**YOUR GOAL:** What is needed is an exact copy of the data below, pictures excluded.

**DATASET EXCERPTS:**
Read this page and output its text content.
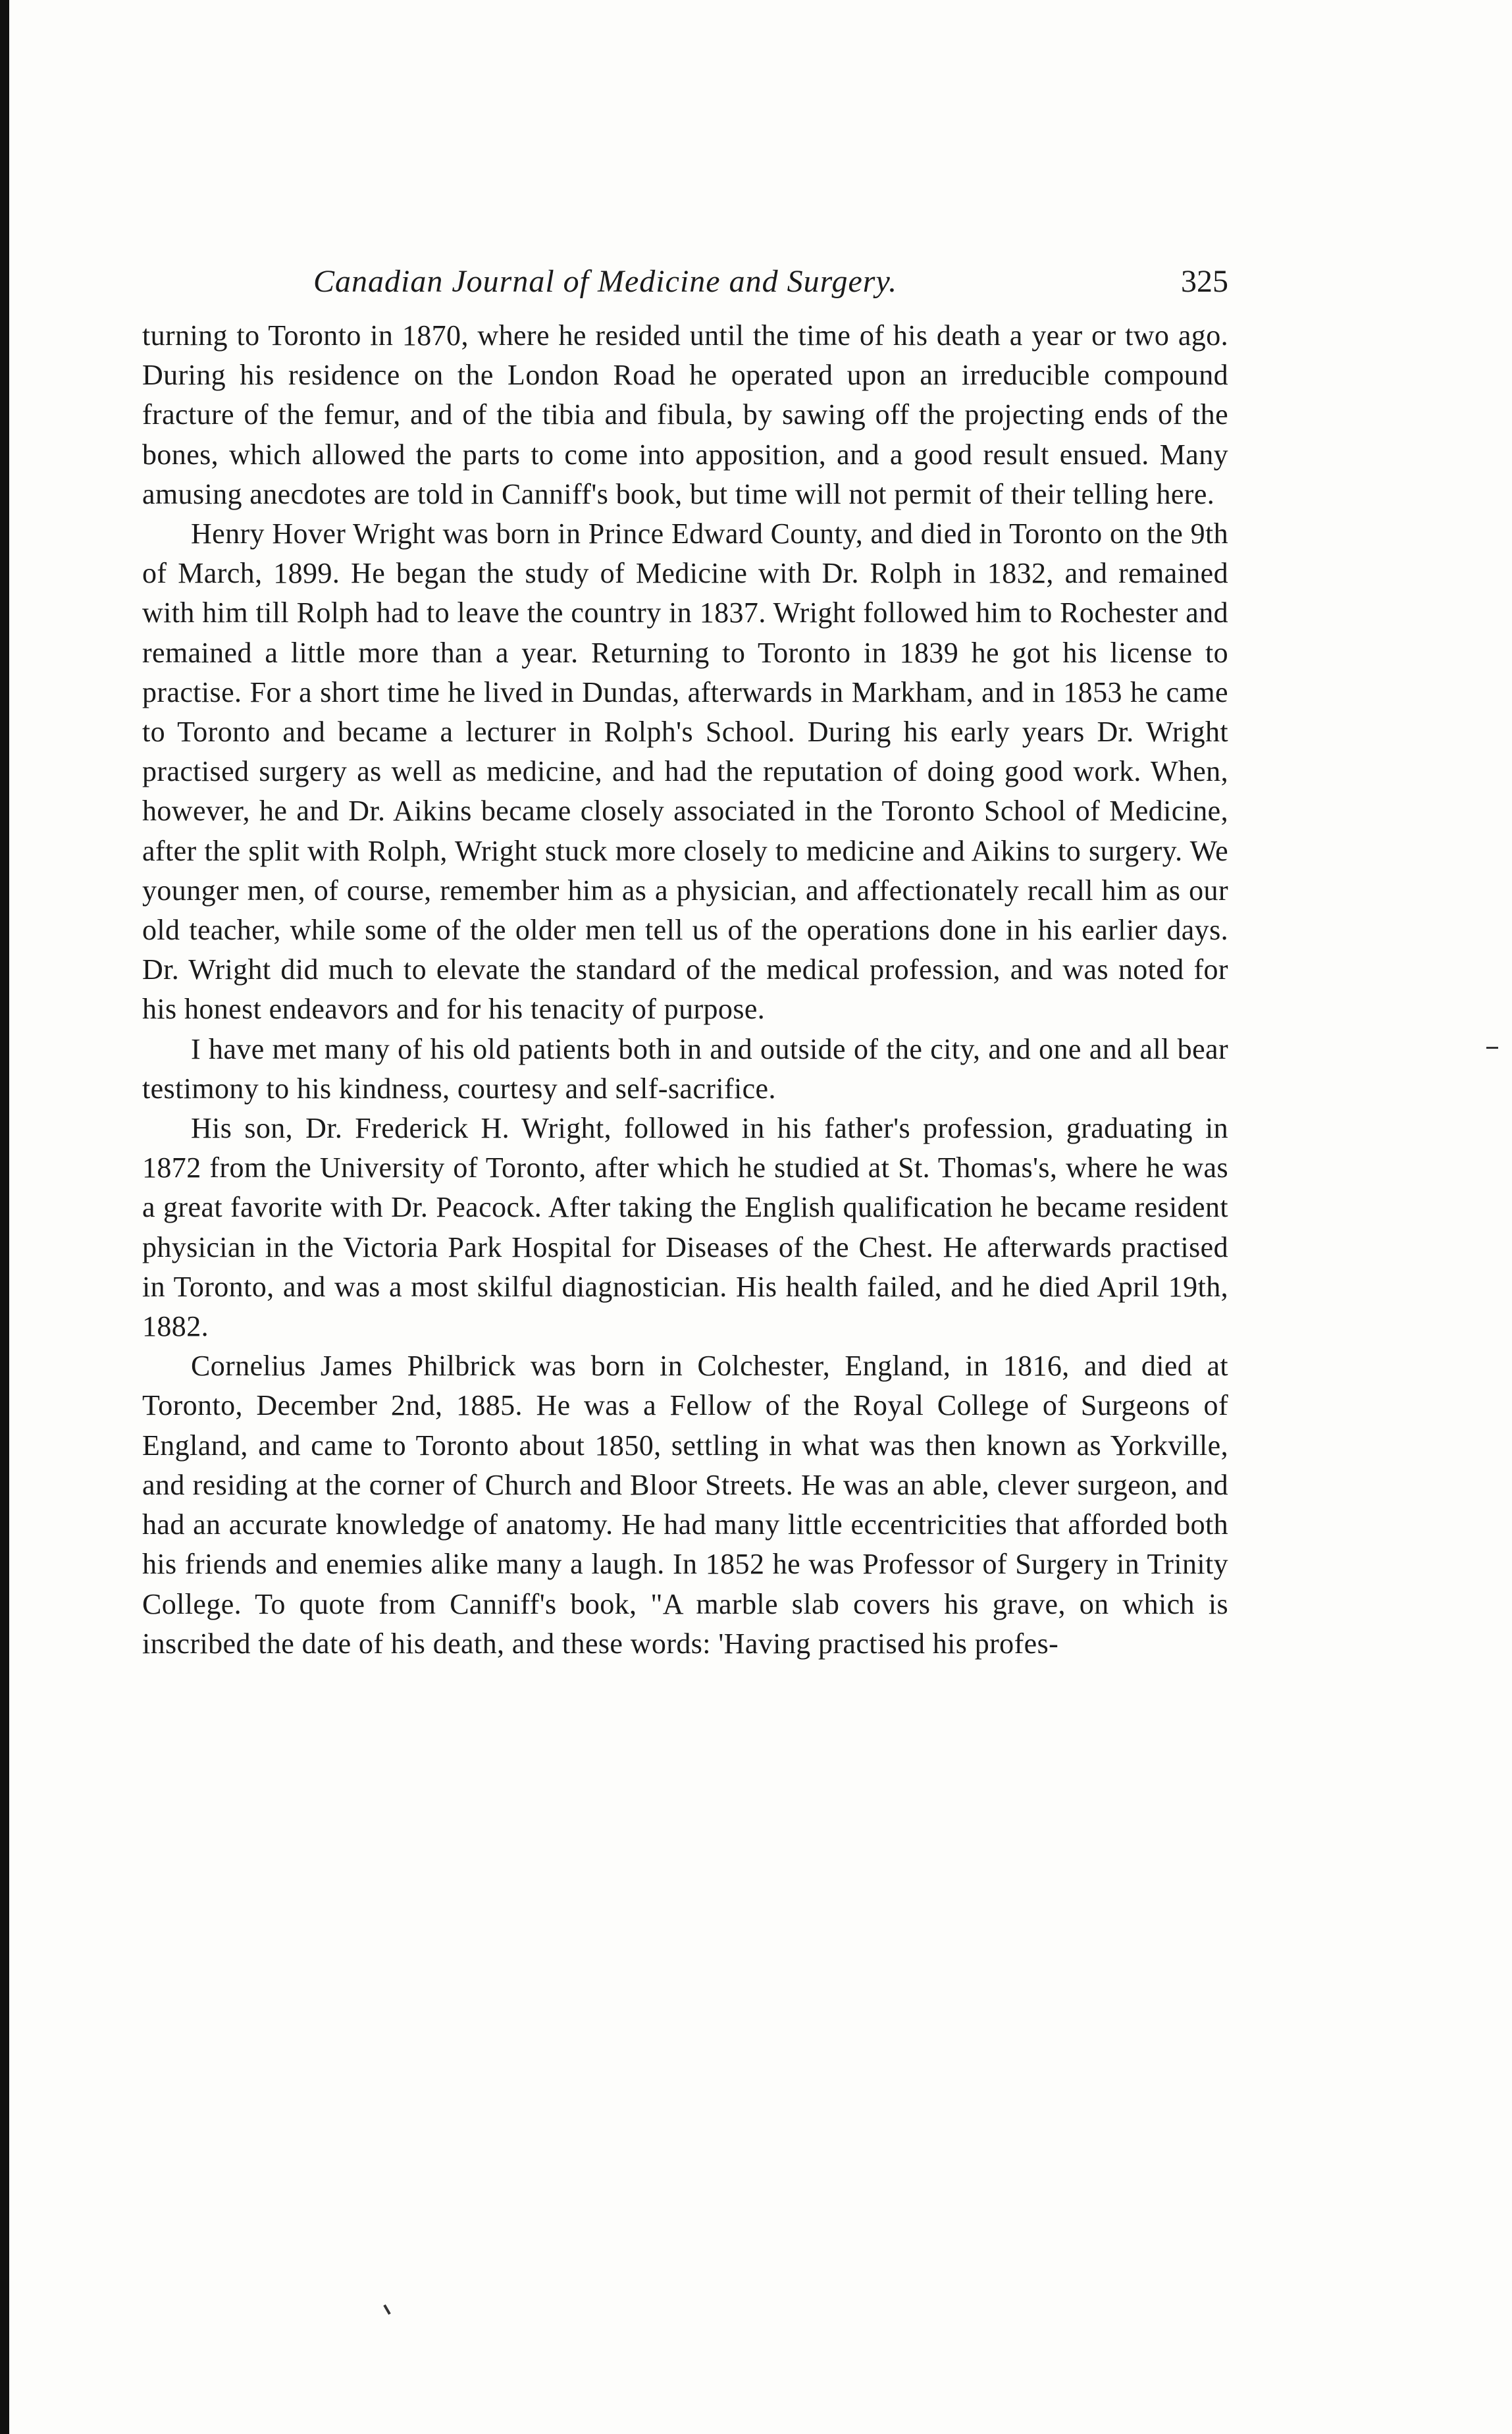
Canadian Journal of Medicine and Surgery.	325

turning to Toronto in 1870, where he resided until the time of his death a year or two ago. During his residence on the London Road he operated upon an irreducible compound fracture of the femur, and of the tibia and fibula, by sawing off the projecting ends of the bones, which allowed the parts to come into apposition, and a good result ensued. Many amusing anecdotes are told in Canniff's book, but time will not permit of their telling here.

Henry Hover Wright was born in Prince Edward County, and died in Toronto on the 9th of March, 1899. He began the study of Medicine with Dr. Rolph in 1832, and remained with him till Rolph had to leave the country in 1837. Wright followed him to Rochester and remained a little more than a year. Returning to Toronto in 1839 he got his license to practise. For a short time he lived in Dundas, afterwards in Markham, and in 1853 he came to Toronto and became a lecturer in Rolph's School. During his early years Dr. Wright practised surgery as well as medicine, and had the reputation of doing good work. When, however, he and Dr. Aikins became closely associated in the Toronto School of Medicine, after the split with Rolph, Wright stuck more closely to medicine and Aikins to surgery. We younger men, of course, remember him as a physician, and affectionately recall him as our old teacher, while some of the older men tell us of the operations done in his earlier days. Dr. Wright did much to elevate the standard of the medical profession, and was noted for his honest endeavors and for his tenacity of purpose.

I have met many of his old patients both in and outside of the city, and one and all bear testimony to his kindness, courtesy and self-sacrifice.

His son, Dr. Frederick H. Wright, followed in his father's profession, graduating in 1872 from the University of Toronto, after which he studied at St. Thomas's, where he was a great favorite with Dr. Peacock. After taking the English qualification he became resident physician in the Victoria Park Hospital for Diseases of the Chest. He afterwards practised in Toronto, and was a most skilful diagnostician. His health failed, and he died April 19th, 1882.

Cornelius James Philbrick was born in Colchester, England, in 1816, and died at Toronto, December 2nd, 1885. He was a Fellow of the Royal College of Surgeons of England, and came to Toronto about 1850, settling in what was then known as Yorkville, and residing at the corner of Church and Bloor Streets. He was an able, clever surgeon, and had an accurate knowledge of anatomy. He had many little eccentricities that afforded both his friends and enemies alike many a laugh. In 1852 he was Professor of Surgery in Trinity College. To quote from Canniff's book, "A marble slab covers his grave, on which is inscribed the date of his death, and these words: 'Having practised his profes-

**SOLUTION FOR THIS TASK:**
Read this page and output its text content.
Canadian Journal of Medicine and Surgery.	325

turning to Toronto in 1870, where he resided until the time of his death a year or two ago. During his residence on the London Road he operated upon an irreducible compound fracture of the femur, and of the tibia and fibula, by sawing off the projecting ends of the bones, which allowed the parts to come into apposition, and a good result ensued. Many amusing anecdotes are told in Canniff's book, but time will not permit of their telling here.

Henry Hover Wright was born in Prince Edward County, and died in Toronto on the 9th of March, 1899. He began the study of Medicine with Dr. Rolph in 1832, and remained with him till Rolph had to leave the country in 1837. Wright followed him to Rochester and remained a little more than a year. Returning to Toronto in 1839 he got his license to practise. For a short time he lived in Dundas, afterwards in Markham, and in 1853 he came to Toronto and became a lecturer in Rolph's School. During his early years Dr. Wright practised surgery as well as medicine, and had the reputation of doing good work. When, however, he and Dr. Aikins became closely associated in the Toronto School of Medicine, after the split with Rolph, Wright stuck more closely to medicine and Aikins to surgery. We younger men, of course, remember him as a physician, and affectionately recall him as our old teacher, while some of the older men tell us of the operations done in his earlier days. Dr. Wright did much to elevate the standard of the medical profession, and was noted for his honest endeavors and for his tenacity of purpose.

I have met many of his old patients both in and outside of the city, and one and all bear testimony to his kindness, courtesy and self-sacrifice.

His son, Dr. Frederick H. Wright, followed in his father's profession, graduating in 1872 from the University of Toronto, after which he studied at St. Thomas's, where he was a great favorite with Dr. Peacock. After taking the English qualification he became resident physician in the Victoria Park Hospital for Diseases of the Chest. He afterwards practised in Toronto, and was a most skilful diagnostician. His health failed, and he died April 19th, 1882.

Cornelius James Philbrick was born in Colchester, England, in 1816, and died at Toronto, December 2nd, 1885. He was a Fellow of the Royal College of Surgeons of England, and came to Toronto about 1850, settling in what was then known as Yorkville, and residing at the corner of Church and Bloor Streets. He was an able, clever surgeon, and had an accurate knowledge of anatomy. He had many little eccentricities that afforded both his friends and enemies alike many a laugh. In 1852 he was Professor of Surgery in Trinity College. To quote from Canniff's book, "A marble slab covers his grave, on which is inscribed the date of his death, and these words: 'Having practised his profes-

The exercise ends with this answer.